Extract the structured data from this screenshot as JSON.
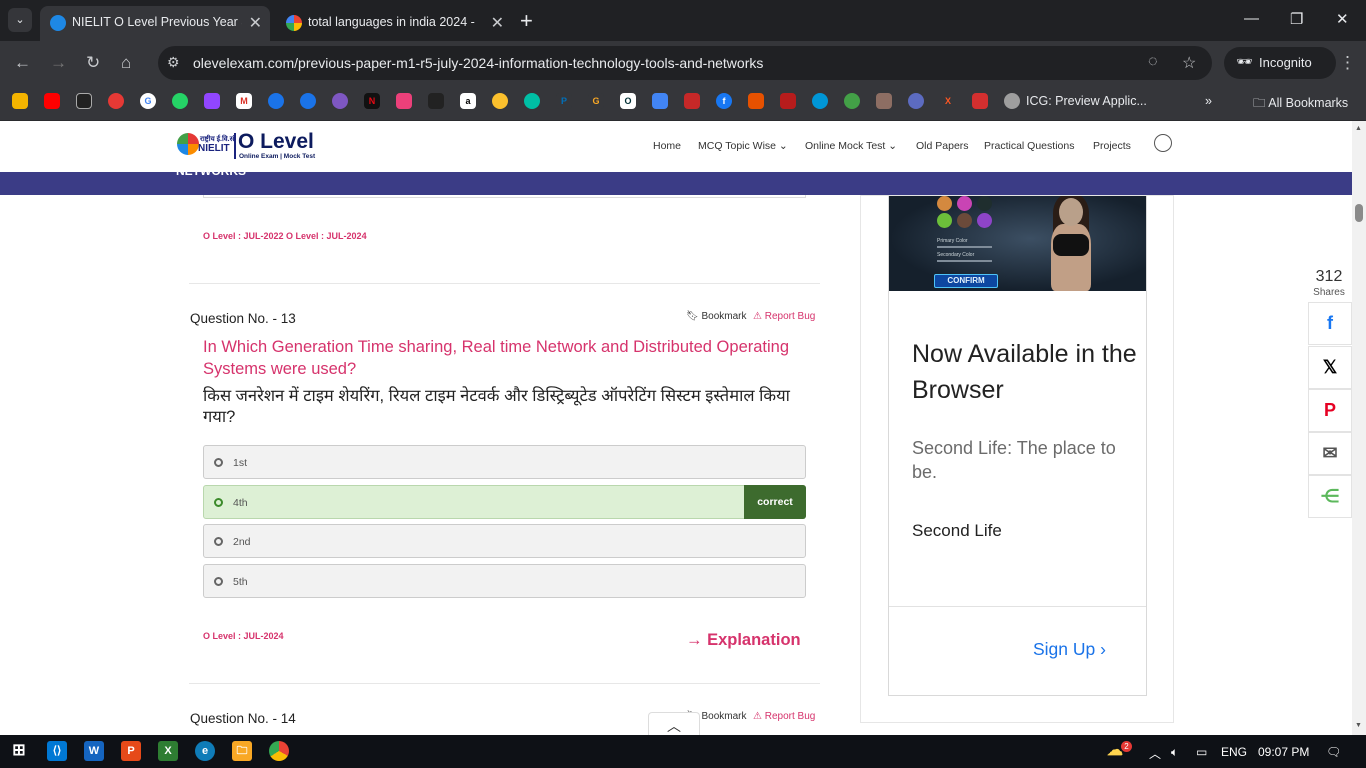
{
  "browser": {
    "tabs": [
      {
        "title": "NIELIT O Level Previous Year So",
        "close": "✕"
      },
      {
        "title": "total languages in india 2024 - ",
        "close": "✕"
      }
    ],
    "new_tab": "+",
    "url": "olevelexam.com/previous-paper-m1-r5-july-2024-information-technology-tools-and-networks",
    "profile_label": "Incognito",
    "bookmark_folder_label": "ICG: Preview Applic...",
    "all_bookmarks": "All Bookmarks",
    "overflow": "»"
  },
  "site": {
    "logo_sub": "राष्ट्रीय ई.वि.सं.",
    "logo_nielit": "NIELIT",
    "logo_title": "O Level",
    "logo_tagline": "Online Exam | Mock Test",
    "nav": [
      {
        "label": "Home"
      },
      {
        "label": "MCQ Topic Wise ⌄"
      },
      {
        "label": "Online Mock Test ⌄"
      },
      {
        "label": "Old Papers"
      },
      {
        "label": "Practical Questions"
      },
      {
        "label": "Projects"
      }
    ],
    "banner_partial": "NETWORKS"
  },
  "prev_question": {
    "tags": "O Level : JUL-2022 O Level : JUL-2024"
  },
  "question13": {
    "number": "Question No. - 13",
    "bookmark": "Bookmark",
    "report": "Report Bug",
    "text_en": "In Which Generation Time sharing, Real time Network and Distributed Operating Systems were used?",
    "text_hi": "किस जनरेशन में टाइम शेयरिंग, रियल टाइम नेटवर्क और डिस्ट्रिब्यूटेड ऑपरेटिंग सिस्टम इस्तेमाल किया गया?",
    "options": [
      {
        "label": "1st"
      },
      {
        "label": "4th",
        "badge": "correct"
      },
      {
        "label": "2nd"
      },
      {
        "label": "5th"
      }
    ],
    "tags": "O Level : JUL-2024",
    "explanation": "→ Explanation"
  },
  "question14": {
    "number": "Question No. - 14",
    "bookmark": "Bookmark",
    "report": "Report Bug"
  },
  "ad": {
    "primary_color": "Primary Color",
    "secondary_color": "Secondary Color",
    "confirm": "CONFIRM",
    "title": "Now Available in the Browser",
    "description": "Second Life: The place to be.",
    "brand": "Second Life",
    "cta": "Sign Up ›"
  },
  "share": {
    "count": "312",
    "label": "Shares",
    "buttons": [
      "facebook-icon",
      "x-icon",
      "pinterest-icon",
      "email-icon",
      "share-icon"
    ]
  },
  "taskbar": {
    "language": "ENG",
    "time": "09:07 PM",
    "weather_badge": "2"
  }
}
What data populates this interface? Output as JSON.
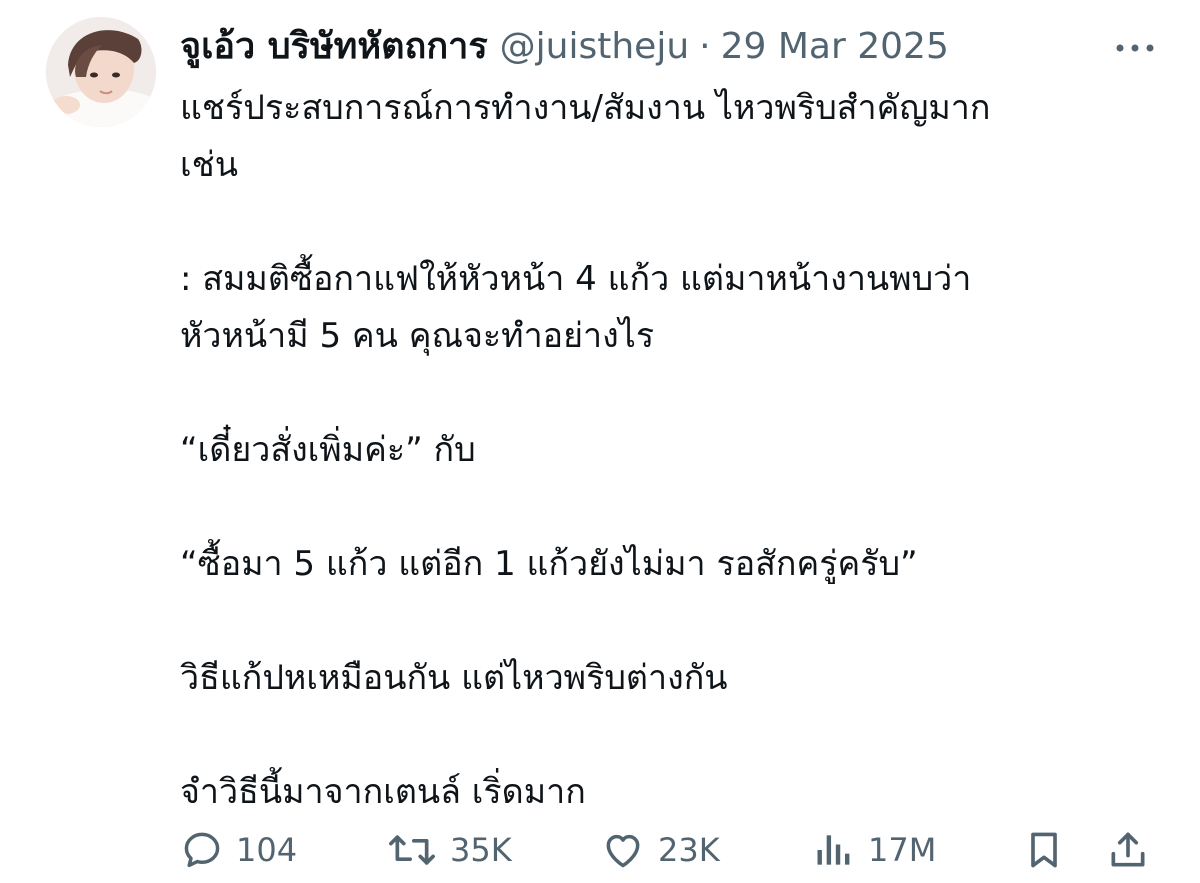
{
  "author": {
    "display_name": "จูเอ้ว บริษัทหัตถการ",
    "handle": "@juistheju",
    "separator": "·",
    "date": "29 Mar 2025"
  },
  "tweet": {
    "lines": [
      "แชร์ประสบการณ์การทำงาน/สัมงาน ไหวพริบสำคัญมาก",
      "เช่น",
      "",
      ": สมมติซื้อกาแฟให้หัวหน้า 4 แก้ว แต่มาหน้างานพบว่า",
      "หัวหน้ามี 5 คน คุณจะทำอย่างไร",
      "",
      "“เดี๋ยวสั่งเพิ่มค่ะ” กับ",
      "",
      "“ซื้อมา 5 แก้ว แต่อีก 1 แก้วยังไม่มา รอสักครู่ครับ”",
      "",
      "วิธีแก้ปหเหมือนกัน แต่ไหวพริบต่างกัน",
      "",
      "จำวิธีนี้มาจากเตนล์ เริ่ดมาก"
    ]
  },
  "actions": {
    "replies": "104",
    "retweets": "35K",
    "likes": "23K",
    "views": "17M"
  },
  "icons": {
    "more": "more-icon",
    "reply": "reply-icon",
    "retweet": "retweet-icon",
    "like": "heart-icon",
    "views": "views-icon",
    "bookmark": "bookmark-icon",
    "share": "share-icon"
  },
  "colors": {
    "text": "#0f1419",
    "secondary": "#536471",
    "background": "#ffffff"
  }
}
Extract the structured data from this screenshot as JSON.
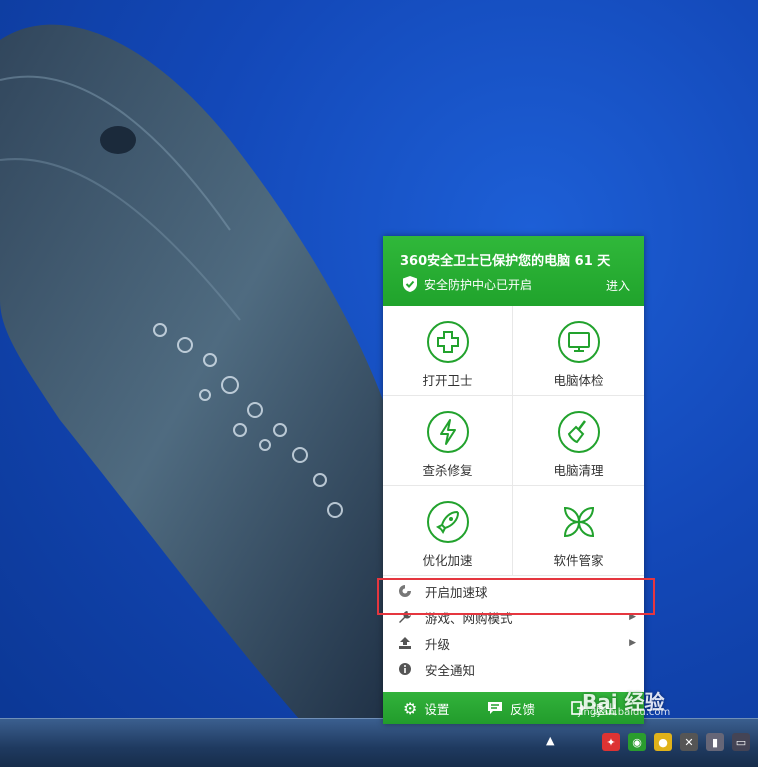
{
  "menu": {
    "title": "360安全卫士已保护您的电脑 61 天",
    "status": "安全防护中心已开启",
    "enter": "进入",
    "grid": [
      {
        "label": "打开卫士",
        "icon": "shield-plus-icon"
      },
      {
        "label": "电脑体检",
        "icon": "monitor-icon"
      },
      {
        "label": "查杀修复",
        "icon": "lightning-icon"
      },
      {
        "label": "电脑清理",
        "icon": "broom-icon"
      },
      {
        "label": "优化加速",
        "icon": "rocket-icon"
      },
      {
        "label": "软件管家",
        "icon": "four-leaf-icon"
      }
    ],
    "list": [
      {
        "label": "开启加速球",
        "icon": "accel-ball-icon"
      },
      {
        "label": "游戏、网购模式",
        "icon": "wrench-icon"
      },
      {
        "label": "升级",
        "icon": "upgrade-icon"
      },
      {
        "label": "安全通知",
        "icon": "info-icon"
      }
    ],
    "footer": [
      {
        "label": "设置",
        "icon": "gear-icon"
      },
      {
        "label": "反馈",
        "icon": "chat-icon"
      },
      {
        "label": "退出",
        "icon": "exit-icon"
      }
    ]
  },
  "watermark": {
    "main": "Bai 经验",
    "sub": "jingyan.baidu.com"
  },
  "colors": {
    "brand_green": "#22a22d",
    "highlight_red": "#e5363f"
  }
}
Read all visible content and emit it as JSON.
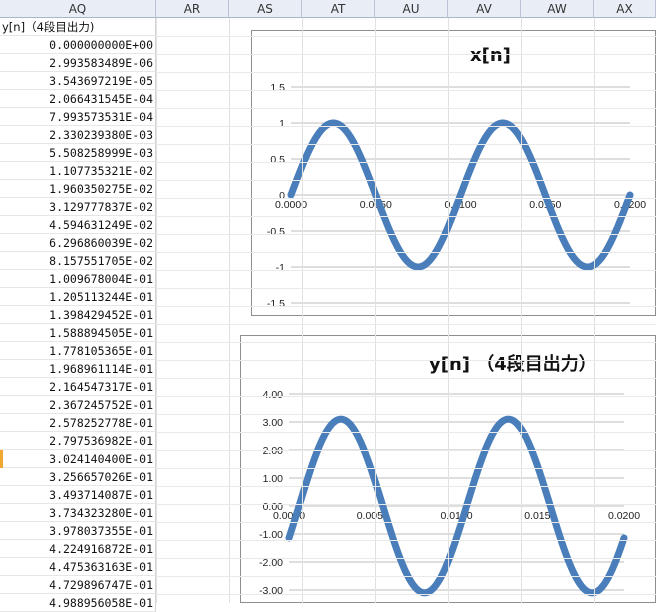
{
  "sheet": {
    "columns": [
      "AQ",
      "AR",
      "AS",
      "AT",
      "AU",
      "AV",
      "AW",
      "AX"
    ],
    "column_header": "y[n]（4段目出力)",
    "values": [
      "0.000000000E+00",
      "2.993583489E-06",
      "3.543697219E-05",
      "2.066431545E-04",
      "7.993573531E-04",
      "2.330239380E-03",
      "5.508258999E-03",
      "1.107735321E-02",
      "1.960350275E-02",
      "3.129777837E-02",
      "4.594631249E-02",
      "6.296860039E-02",
      "8.157551705E-02",
      "1.009678004E-01",
      "1.205113244E-01",
      "1.398429452E-01",
      "1.588894505E-01",
      "1.778105365E-01",
      "1.968961114E-01",
      "2.164547317E-01",
      "2.367245752E-01",
      "2.578252778E-01",
      "2.797536982E-01",
      "3.024140400E-01",
      "3.256657026E-01",
      "3.493714087E-01",
      "3.734323280E-01",
      "3.978037355E-01",
      "4.224916872E-01",
      "4.475363163E-01",
      "4.729896747E-01",
      "4.988956058E-01"
    ]
  },
  "charts": {
    "x_chart": {
      "title": "x[n]"
    },
    "y_chart": {
      "title": "y[n] （4段目出力）"
    }
  },
  "chart_data": [
    {
      "type": "scatter",
      "title": "x[n]",
      "x_ticks": [
        "0.0000",
        "0.0050",
        "0.0100",
        "0.0150",
        "0.0200"
      ],
      "y_ticks": [
        "1.5",
        "1",
        "0.5",
        "0",
        "-0.5",
        "-1",
        "-1.5"
      ],
      "xlim": [
        0,
        0.02
      ],
      "ylim": [
        -1.5,
        1.5
      ],
      "series": [
        {
          "function": "sin(2*pi*100*t)",
          "t_range": [
            0,
            0.02
          ]
        }
      ],
      "color": "#4a7ebb",
      "grid": true
    },
    {
      "type": "scatter",
      "title": "y[n] （4段目出力）",
      "x_ticks": [
        "0.0000",
        "0.0050",
        "0.0100",
        "0.0150",
        "0.0200"
      ],
      "y_ticks": [
        "4.00",
        "3.00",
        "2.00",
        "1.00",
        "0.00",
        "-1.00",
        "-2.00",
        "-3.00"
      ],
      "xlim": [
        0,
        0.02
      ],
      "ylim": [
        -3.0,
        4.0
      ],
      "series": [
        {
          "function": "3.1*sin(2*pi*100*(t-0.0006))",
          "t_range": [
            0,
            0.02
          ]
        }
      ],
      "color": "#4a7ebb",
      "grid": true
    }
  ]
}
■ ■ ■
(WRITTEN INSTRUCTION) Your copy should hold every record word for word and none of the pictures.

(ANSWER TO THIS PROBLEM)
Extract the structured data from this screenshot as JSON.
{
  "browser": {
    "tabs": [
      {
        "title": "NIELIT O Level Previous Year So",
        "close": "✕"
      },
      {
        "title": "total languages in india 2024 - ",
        "close": "✕"
      }
    ],
    "new_tab": "+",
    "url": "olevelexam.com/previous-paper-m1-r5-july-2024-information-technology-tools-and-networks",
    "profile_label": "Incognito",
    "bookmark_folder_label": "ICG: Preview Applic...",
    "all_bookmarks": "All Bookmarks",
    "overflow": "»"
  },
  "site": {
    "logo_sub": "राष्ट्रीय ई.वि.सं.",
    "logo_nielit": "NIELIT",
    "logo_title": "O Level",
    "logo_tagline": "Online Exam | Mock Test",
    "nav": [
      {
        "label": "Home"
      },
      {
        "label": "MCQ Topic Wise ⌄"
      },
      {
        "label": "Online Mock Test ⌄"
      },
      {
        "label": "Old Papers"
      },
      {
        "label": "Practical Questions"
      },
      {
        "label": "Projects"
      }
    ],
    "banner_partial": "NETWORKS"
  },
  "prev_question": {
    "tags": "O Level : JUL-2022 O Level : JUL-2024"
  },
  "question13": {
    "number": "Question No. - 13",
    "bookmark": "Bookmark",
    "report": "Report Bug",
    "text_en": "In Which Generation Time sharing, Real time Network and Distributed Operating Systems were used?",
    "text_hi": "किस जनरेशन में टाइम शेयरिंग, रियल टाइम नेटवर्क और डिस्ट्रिब्यूटेड ऑपरेटिंग सिस्टम इस्तेमाल किया गया?",
    "options": [
      {
        "label": "1st"
      },
      {
        "label": "4th",
        "badge": "correct"
      },
      {
        "label": "2nd"
      },
      {
        "label": "5th"
      }
    ],
    "tags": "O Level : JUL-2024",
    "explanation": "→ Explanation"
  },
  "question14": {
    "number": "Question No. - 14",
    "bookmark": "Bookmark",
    "report": "Report Bug"
  },
  "ad": {
    "primary_color": "Primary Color",
    "secondary_color": "Secondary Color",
    "confirm": "CONFIRM",
    "title": "Now Available in the Browser",
    "description": "Second Life: The place to be.",
    "brand": "Second Life",
    "cta": "Sign Up ›"
  },
  "share": {
    "count": "312",
    "label": "Shares",
    "buttons": [
      "facebook-icon",
      "x-icon",
      "pinterest-icon",
      "email-icon",
      "share-icon"
    ]
  },
  "taskbar": {
    "language": "ENG",
    "time": "09:07 PM",
    "weather_badge": "2"
  }
}
What data populates this interface? Output as JSON.
{
  "author": {
    "display_name": "จูเอ้ว บริษัทหัตถการ",
    "handle": "@juistheju",
    "separator": "·",
    "date": "29 Mar 2025"
  },
  "tweet": {
    "lines": [
      "แชร์ประสบการณ์การทำงาน/สัมงาน ไหวพริบสำคัญมาก",
      "เช่น",
      "",
      ": สมมติซื้อกาแฟให้หัวหน้า 4 แก้ว แต่มาหน้างานพบว่า",
      "หัวหน้ามี 5 คน คุณจะทำอย่างไร",
      "",
      "“เดี๋ยวสั่งเพิ่มค่ะ” กับ",
      "",
      "“ซื้อมา 5 แก้ว แต่อีก 1 แก้วยังไม่มา รอสักครู่ครับ”",
      "",
      "วิธีแก้ปหเหมือนกัน แต่ไหวพริบต่างกัน",
      "",
      "จำวิธีนี้มาจากเตนล์ เริ่ดมาก"
    ]
  },
  "actions": {
    "replies": "104",
    "retweets": "35K",
    "likes": "23K",
    "views": "17M"
  },
  "icons": {
    "more": "more-icon",
    "reply": "reply-icon",
    "retweet": "retweet-icon",
    "like": "heart-icon",
    "views": "views-icon",
    "bookmark": "bookmark-icon",
    "share": "share-icon"
  },
  "colors": {
    "text": "#0f1419",
    "secondary": "#536471",
    "background": "#ffffff"
  }
}
Extract the structured data from this screenshot as JSON.
{
  "menu": {
    "title": "360安全卫士已保护您的电脑 61 天",
    "status": "安全防护中心已开启",
    "enter": "进入",
    "grid": [
      {
        "label": "打开卫士",
        "icon": "shield-plus-icon"
      },
      {
        "label": "电脑体检",
        "icon": "monitor-icon"
      },
      {
        "label": "查杀修复",
        "icon": "lightning-icon"
      },
      {
        "label": "电脑清理",
        "icon": "broom-icon"
      },
      {
        "label": "优化加速",
        "icon": "rocket-icon"
      },
      {
        "label": "软件管家",
        "icon": "four-leaf-icon"
      }
    ],
    "list": [
      {
        "label": "开启加速球",
        "icon": "accel-ball-icon"
      },
      {
        "label": "游戏、网购模式",
        "icon": "wrench-icon"
      },
      {
        "label": "升级",
        "icon": "upgrade-icon"
      },
      {
        "label": "安全通知",
        "icon": "info-icon"
      }
    ],
    "footer": [
      {
        "label": "设置",
        "icon": "gear-icon"
      },
      {
        "label": "反馈",
        "icon": "chat-icon"
      },
      {
        "label": "退出",
        "icon": "exit-icon"
      }
    ]
  },
  "watermark": {
    "main": "Bai 经验",
    "sub": "jingyan.baidu.com"
  },
  "colors": {
    "brand_green": "#22a22d",
    "highlight_red": "#e5363f"
  }
}
Read all visible content and emit it as JSON.
{
  "sheet": {
    "columns": [
      "AQ",
      "AR",
      "AS",
      "AT",
      "AU",
      "AV",
      "AW",
      "AX"
    ],
    "column_header": "y[n]（4段目出力)",
    "values": [
      "0.000000000E+00",
      "2.993583489E-06",
      "3.543697219E-05",
      "2.066431545E-04",
      "7.993573531E-04",
      "2.330239380E-03",
      "5.508258999E-03",
      "1.107735321E-02",
      "1.960350275E-02",
      "3.129777837E-02",
      "4.594631249E-02",
      "6.296860039E-02",
      "8.157551705E-02",
      "1.009678004E-01",
      "1.205113244E-01",
      "1.398429452E-01",
      "1.588894505E-01",
      "1.778105365E-01",
      "1.968961114E-01",
      "2.164547317E-01",
      "2.367245752E-01",
      "2.578252778E-01",
      "2.797536982E-01",
      "3.024140400E-01",
      "3.256657026E-01",
      "3.493714087E-01",
      "3.734323280E-01",
      "3.978037355E-01",
      "4.224916872E-01",
      "4.475363163E-01",
      "4.729896747E-01",
      "4.988956058E-01"
    ]
  },
  "charts": {
    "x_chart": {
      "title": "x[n]"
    },
    "y_chart": {
      "title": "y[n] （4段目出力）"
    }
  },
  "chart_data": [
    {
      "type": "scatter",
      "title": "x[n]",
      "x_ticks": [
        "0.0000",
        "0.0050",
        "0.0100",
        "0.0150",
        "0.0200"
      ],
      "y_ticks": [
        "1.5",
        "1",
        "0.5",
        "0",
        "-0.5",
        "-1",
        "-1.5"
      ],
      "xlim": [
        0,
        0.02
      ],
      "ylim": [
        -1.5,
        1.5
      ],
      "series": [
        {
          "function": "sin(2*pi*100*t)",
          "t_range": [
            0,
            0.02
          ]
        }
      ],
      "color": "#4a7ebb",
      "grid": true
    },
    {
      "type": "scatter",
      "title": "y[n] （4段目出力）",
      "x_ticks": [
        "0.0000",
        "0.0050",
        "0.0100",
        "0.0150",
        "0.0200"
      ],
      "y_ticks": [
        "4.00",
        "3.00",
        "2.00",
        "1.00",
        "0.00",
        "-1.00",
        "-2.00",
        "-3.00"
      ],
      "xlim": [
        0,
        0.02
      ],
      "ylim": [
        -3.0,
        4.0
      ],
      "series": [
        {
          "function": "3.1*sin(2*pi*100*(t-0.0006))",
          "t_range": [
            0,
            0.02
          ]
        }
      ],
      "color": "#4a7ebb",
      "grid": true
    }
  ]
}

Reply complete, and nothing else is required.